(Data entries for graphics)
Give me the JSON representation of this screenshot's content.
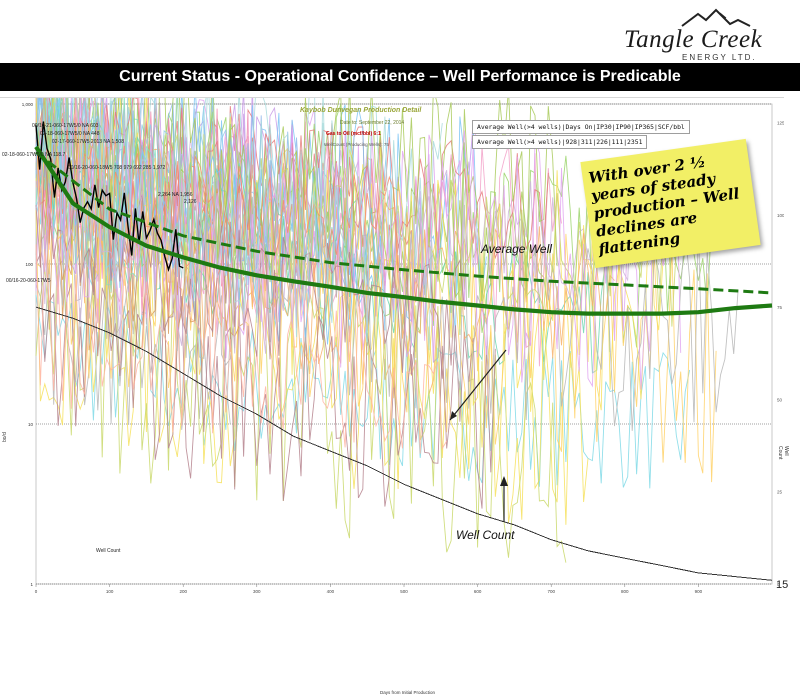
{
  "header": {
    "logo_name": "Tangle Creek",
    "logo_sub": "ENERGY LTD.",
    "title": "Current Status - Operational Confidence – Well Performance is Predicable",
    "page_number": "15"
  },
  "chart_header": {
    "title": "Kaybob Dunvegan Production Detail",
    "date": "Date to: September 22, 2014",
    "gor_label": "Gas to Oil (mcf/bbl)",
    "gor_value": "6:1",
    "wellcount_label": "WellCount (Producing Wells): 75"
  },
  "stat_boxes": {
    "header": "Average Well(>4 wells)|Days On|IP30|IP90|IP365|SCF/bbl",
    "values": "Average Well(>4 wells)|928|311|226|111|2351"
  },
  "callout": {
    "text": "With over 2 ½ years of steady production – Well declines are flattening"
  },
  "annotations": {
    "average_well": "Average Well",
    "well_count": "Well Count",
    "well_count_axis": "Well Count"
  },
  "well_labels": [
    "00/16-21-060-17W5/0 NA 603",
    "02-18-060-17W5/0 NA 448",
    "02-17-060-17W5 2013 NA 1,508",
    "02-18-060-17W5/0 NA 118.7",
    "2,264 NA 1,956",
    "2,126",
    "00/16-20-060-18W5 708 979 692 285 1,972",
    "00/16-20-060-17W5"
  ],
  "chart_data": {
    "type": "line",
    "title": "Kaybob Dunvegan Production Detail",
    "xlabel": "Days from Initial Production",
    "ylabel": "bo/d",
    "y2label": "Well Count",
    "yscale": "log",
    "xlim": [
      0,
      1000
    ],
    "ylim": [
      1,
      1000
    ],
    "y_ticks": [
      "1,000",
      "100",
      "10",
      "1"
    ],
    "x_ticks": [
      0,
      100,
      200,
      300,
      400,
      500,
      600,
      700,
      800,
      900
    ],
    "y2_ticks": [
      125,
      100,
      75,
      50,
      25,
      0
    ],
    "grid": true,
    "series": [
      {
        "name": "Average Well",
        "color": "#1e7a12",
        "x": [
          0,
          50,
          100,
          150,
          200,
          250,
          300,
          350,
          400,
          450,
          500,
          550,
          600,
          650,
          700,
          750,
          800,
          850,
          900,
          950,
          1000
        ],
        "values": [
          540,
          240,
          170,
          130,
          110,
          95,
          85,
          78,
          72,
          66,
          62,
          58,
          55,
          52,
          50,
          49,
          49,
          49,
          50,
          53,
          55
        ]
      },
      {
        "name": "Average Well (type curve)",
        "color": "#1e7a12",
        "dashed": true,
        "x": [
          0,
          100,
          200,
          300,
          400,
          500,
          600,
          700,
          800,
          900,
          1000
        ],
        "values": [
          500,
          220,
          150,
          120,
          102,
          92,
          84,
          78,
          74,
          70,
          66
        ]
      },
      {
        "name": "Well Count",
        "color": "#333333",
        "axis": "right",
        "x": [
          0,
          50,
          100,
          150,
          200,
          250,
          300,
          350,
          400,
          450,
          500,
          550,
          600,
          650,
          700,
          750,
          800,
          850,
          900,
          950,
          1000
        ],
        "values": [
          75,
          72,
          68,
          63,
          57,
          51,
          46,
          40,
          36,
          32,
          27,
          23,
          19,
          16,
          12,
          9,
          7,
          5,
          3,
          2,
          1
        ]
      }
    ]
  },
  "colors": {
    "title_bar": "#000000",
    "callout": "#f2ef66",
    "average_well": "#1e7a12",
    "chart_title": "#9aa63a"
  }
}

* **Task statement**
Without the pictures, extract every entry verbatim.

* **Problem solution**
Give me the JSON representation of this screenshot's content.
{
  "header": {
    "logo_name": "Tangle Creek",
    "logo_sub": "ENERGY LTD.",
    "title": "Current Status - Operational Confidence – Well Performance is Predicable",
    "page_number": "15"
  },
  "chart_header": {
    "title": "Kaybob Dunvegan Production Detail",
    "date": "Date to: September 22, 2014",
    "gor_label": "Gas to Oil (mcf/bbl)",
    "gor_value": "6:1",
    "wellcount_label": "WellCount (Producing Wells): 75"
  },
  "stat_boxes": {
    "header": "Average Well(>4 wells)|Days On|IP30|IP90|IP365|SCF/bbl",
    "values": "Average Well(>4 wells)|928|311|226|111|2351"
  },
  "callout": {
    "text": "With over 2 ½ years of steady production – Well declines are flattening"
  },
  "annotations": {
    "average_well": "Average Well",
    "well_count": "Well Count",
    "well_count_axis": "Well Count"
  },
  "well_labels": [
    "00/16-21-060-17W5/0 NA 603",
    "02-18-060-17W5/0 NA 448",
    "02-17-060-17W5 2013 NA 1,508",
    "02-18-060-17W5/0 NA 118.7",
    "2,264 NA 1,956",
    "2,126",
    "00/16-20-060-18W5 708 979 692 285 1,972",
    "00/16-20-060-17W5"
  ],
  "chart_data": {
    "type": "line",
    "title": "Kaybob Dunvegan Production Detail",
    "xlabel": "Days from Initial Production",
    "ylabel": "bo/d",
    "y2label": "Well Count",
    "yscale": "log",
    "xlim": [
      0,
      1000
    ],
    "ylim": [
      1,
      1000
    ],
    "y_ticks": [
      "1,000",
      "100",
      "10",
      "1"
    ],
    "x_ticks": [
      0,
      100,
      200,
      300,
      400,
      500,
      600,
      700,
      800,
      900
    ],
    "y2_ticks": [
      125,
      100,
      75,
      50,
      25,
      0
    ],
    "grid": true,
    "series": [
      {
        "name": "Average Well",
        "color": "#1e7a12",
        "x": [
          0,
          50,
          100,
          150,
          200,
          250,
          300,
          350,
          400,
          450,
          500,
          550,
          600,
          650,
          700,
          750,
          800,
          850,
          900,
          950,
          1000
        ],
        "values": [
          540,
          240,
          170,
          130,
          110,
          95,
          85,
          78,
          72,
          66,
          62,
          58,
          55,
          52,
          50,
          49,
          49,
          49,
          50,
          53,
          55
        ]
      },
      {
        "name": "Average Well (type curve)",
        "color": "#1e7a12",
        "dashed": true,
        "x": [
          0,
          100,
          200,
          300,
          400,
          500,
          600,
          700,
          800,
          900,
          1000
        ],
        "values": [
          500,
          220,
          150,
          120,
          102,
          92,
          84,
          78,
          74,
          70,
          66
        ]
      },
      {
        "name": "Well Count",
        "color": "#333333",
        "axis": "right",
        "x": [
          0,
          50,
          100,
          150,
          200,
          250,
          300,
          350,
          400,
          450,
          500,
          550,
          600,
          650,
          700,
          750,
          800,
          850,
          900,
          950,
          1000
        ],
        "values": [
          75,
          72,
          68,
          63,
          57,
          51,
          46,
          40,
          36,
          32,
          27,
          23,
          19,
          16,
          12,
          9,
          7,
          5,
          3,
          2,
          1
        ]
      }
    ]
  },
  "colors": {
    "title_bar": "#000000",
    "callout": "#f2ef66",
    "average_well": "#1e7a12",
    "chart_title": "#9aa63a"
  }
}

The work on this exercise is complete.